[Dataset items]
▽
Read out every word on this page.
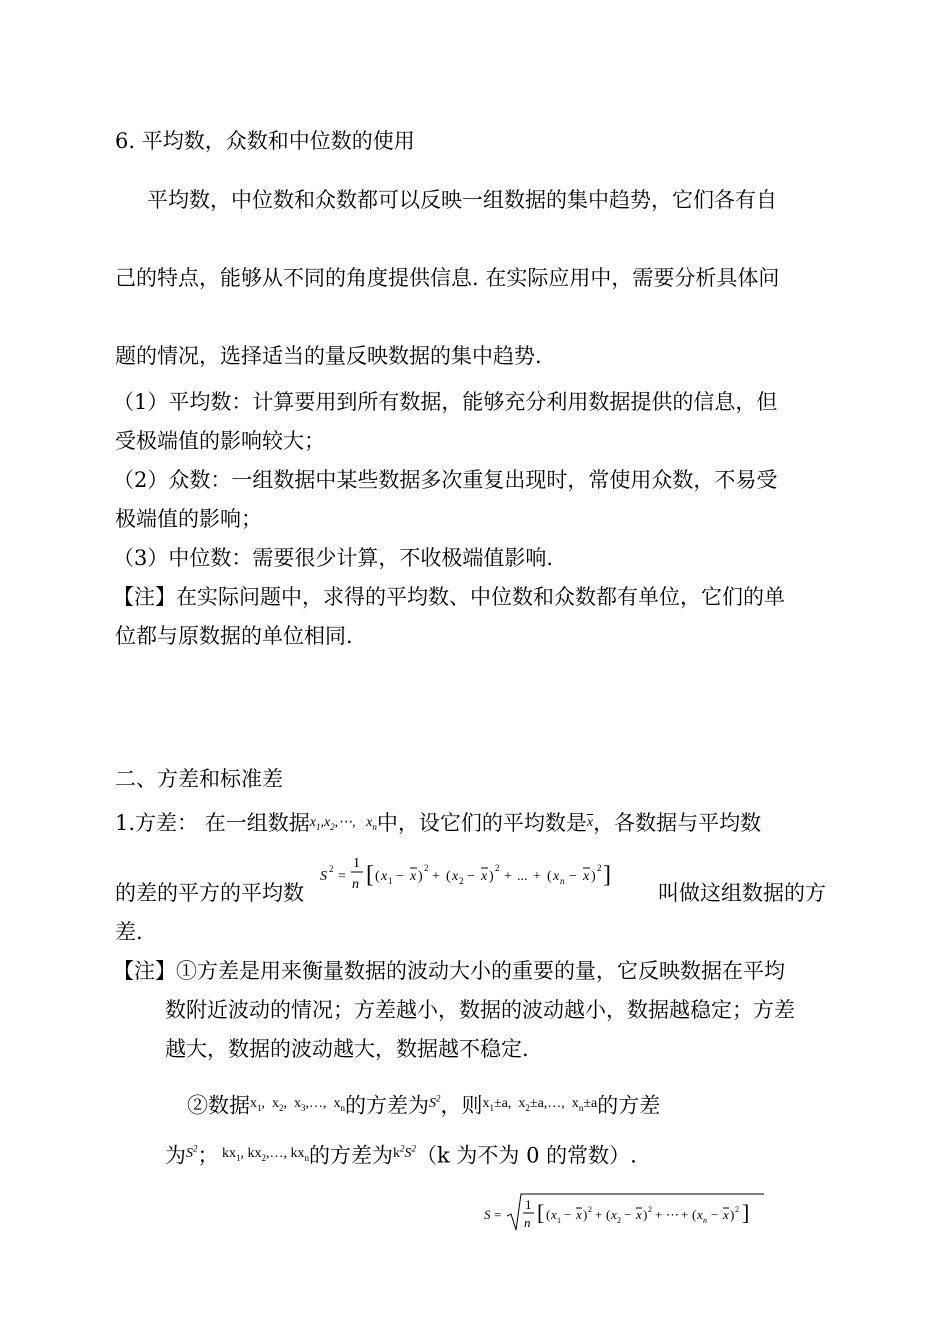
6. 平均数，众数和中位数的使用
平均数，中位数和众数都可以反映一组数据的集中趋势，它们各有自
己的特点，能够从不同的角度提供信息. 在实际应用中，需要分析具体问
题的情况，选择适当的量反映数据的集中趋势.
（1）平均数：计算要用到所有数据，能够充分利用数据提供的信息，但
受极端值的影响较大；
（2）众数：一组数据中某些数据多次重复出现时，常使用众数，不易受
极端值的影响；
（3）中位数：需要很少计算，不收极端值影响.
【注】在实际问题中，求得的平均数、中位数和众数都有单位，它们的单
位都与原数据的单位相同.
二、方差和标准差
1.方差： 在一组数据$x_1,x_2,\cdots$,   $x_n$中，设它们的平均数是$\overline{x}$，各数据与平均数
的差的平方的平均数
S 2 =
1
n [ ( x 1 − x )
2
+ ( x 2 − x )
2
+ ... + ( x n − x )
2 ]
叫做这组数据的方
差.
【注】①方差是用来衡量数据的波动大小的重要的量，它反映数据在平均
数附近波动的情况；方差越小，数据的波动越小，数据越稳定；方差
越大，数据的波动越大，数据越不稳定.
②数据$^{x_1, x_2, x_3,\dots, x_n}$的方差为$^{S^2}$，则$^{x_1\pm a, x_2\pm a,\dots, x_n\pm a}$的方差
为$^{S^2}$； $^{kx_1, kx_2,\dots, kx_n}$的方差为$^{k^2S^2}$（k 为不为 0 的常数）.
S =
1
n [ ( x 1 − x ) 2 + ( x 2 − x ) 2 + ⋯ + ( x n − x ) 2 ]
△
▽
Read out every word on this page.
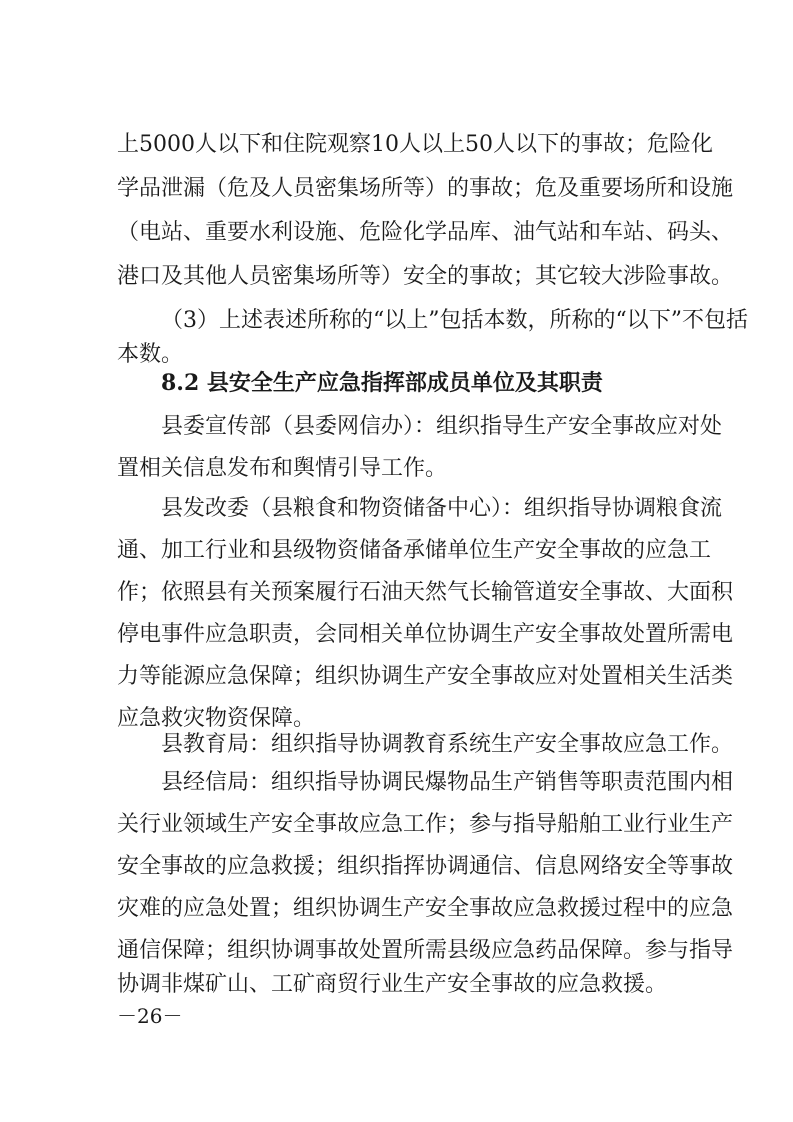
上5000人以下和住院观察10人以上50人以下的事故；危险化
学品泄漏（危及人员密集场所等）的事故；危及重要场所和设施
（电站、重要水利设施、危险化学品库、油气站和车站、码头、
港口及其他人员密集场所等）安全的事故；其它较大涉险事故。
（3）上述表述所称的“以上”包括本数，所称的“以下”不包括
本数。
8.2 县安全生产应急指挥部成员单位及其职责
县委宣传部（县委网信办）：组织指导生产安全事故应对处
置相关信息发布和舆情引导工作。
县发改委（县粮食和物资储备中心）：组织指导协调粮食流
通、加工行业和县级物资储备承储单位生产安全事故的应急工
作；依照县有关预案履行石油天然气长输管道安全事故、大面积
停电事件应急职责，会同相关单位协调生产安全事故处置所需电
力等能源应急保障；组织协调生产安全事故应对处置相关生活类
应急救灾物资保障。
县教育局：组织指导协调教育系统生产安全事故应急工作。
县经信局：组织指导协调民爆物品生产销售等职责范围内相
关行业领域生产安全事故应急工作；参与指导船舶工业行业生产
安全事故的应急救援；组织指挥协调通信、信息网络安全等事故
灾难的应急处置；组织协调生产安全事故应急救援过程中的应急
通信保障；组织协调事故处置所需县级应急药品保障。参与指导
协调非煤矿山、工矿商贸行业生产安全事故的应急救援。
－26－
△
- [PROBLEM DETAILS]: In the listing, find each line with the string "的方差为" and copy it.

- [EXERCISE RESULT]:
②数据$^{x_1, x_2, x_3,\dots, x_n}$的方差为$^{S^2}$，则$^{x_1\pm a, x_2\pm a,\dots, x_n\pm a}$的方差
为$^{S^2}$； $^{kx_1, kx_2,\dots, kx_n}$的方差为$^{k^2S^2}$（k 为不为 0 的常数）.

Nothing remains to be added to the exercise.